▶ [What to produce] Omit any picture, and return the remaining data exactly as written.

▶ [Stored records]
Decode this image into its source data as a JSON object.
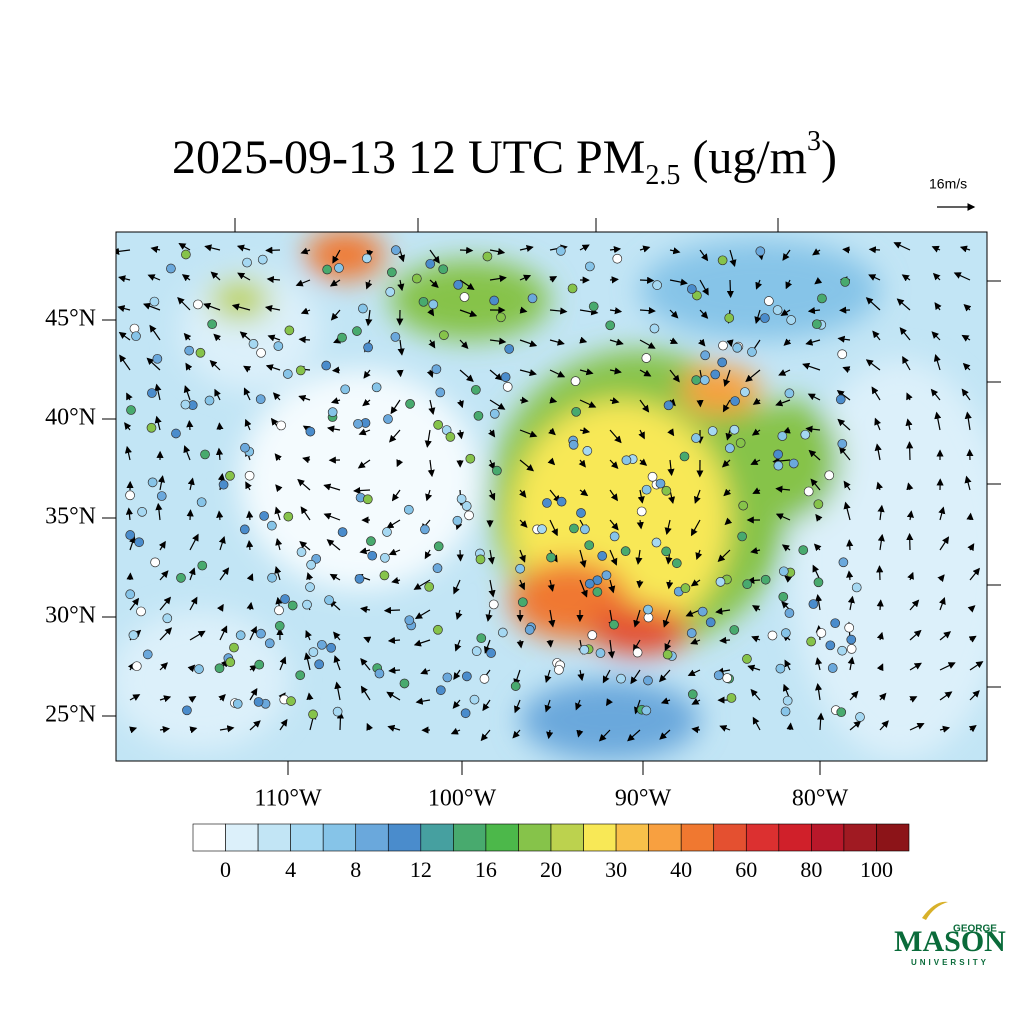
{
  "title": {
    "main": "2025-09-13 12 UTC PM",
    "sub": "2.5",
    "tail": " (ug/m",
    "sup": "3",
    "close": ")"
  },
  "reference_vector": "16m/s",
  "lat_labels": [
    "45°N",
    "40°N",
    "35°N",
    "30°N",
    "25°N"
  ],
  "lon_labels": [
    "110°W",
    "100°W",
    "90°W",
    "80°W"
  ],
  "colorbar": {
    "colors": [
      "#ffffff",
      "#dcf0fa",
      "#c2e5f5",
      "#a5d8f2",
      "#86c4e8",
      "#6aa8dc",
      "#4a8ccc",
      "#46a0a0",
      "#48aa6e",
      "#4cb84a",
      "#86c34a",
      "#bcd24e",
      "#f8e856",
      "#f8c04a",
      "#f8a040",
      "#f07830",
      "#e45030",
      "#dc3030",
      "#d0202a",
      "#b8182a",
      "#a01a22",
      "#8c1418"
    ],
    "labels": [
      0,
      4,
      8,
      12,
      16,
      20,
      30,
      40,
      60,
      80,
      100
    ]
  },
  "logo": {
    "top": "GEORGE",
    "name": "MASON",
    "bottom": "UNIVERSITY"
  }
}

▶ [Correct output]
Decode this image into its source data as a JSON object.
{
  "title": {
    "main": "2025-09-13 12 UTC PM",
    "sub": "2.5",
    "tail": " (ug/m",
    "sup": "3",
    "close": ")"
  },
  "reference_vector": "16m/s",
  "lat_labels": [
    "45°N",
    "40°N",
    "35°N",
    "30°N",
    "25°N"
  ],
  "lon_labels": [
    "110°W",
    "100°W",
    "90°W",
    "80°W"
  ],
  "colorbar": {
    "colors": [
      "#ffffff",
      "#dcf0fa",
      "#c2e5f5",
      "#a5d8f2",
      "#86c4e8",
      "#6aa8dc",
      "#4a8ccc",
      "#46a0a0",
      "#48aa6e",
      "#4cb84a",
      "#86c34a",
      "#bcd24e",
      "#f8e856",
      "#f8c04a",
      "#f8a040",
      "#f07830",
      "#e45030",
      "#dc3030",
      "#d0202a",
      "#b8182a",
      "#a01a22",
      "#8c1418"
    ],
    "labels": [
      0,
      4,
      8,
      12,
      16,
      20,
      30,
      40,
      60,
      80,
      100
    ]
  },
  "logo": {
    "top": "GEORGE",
    "name": "MASON",
    "bottom": "UNIVERSITY"
  }
}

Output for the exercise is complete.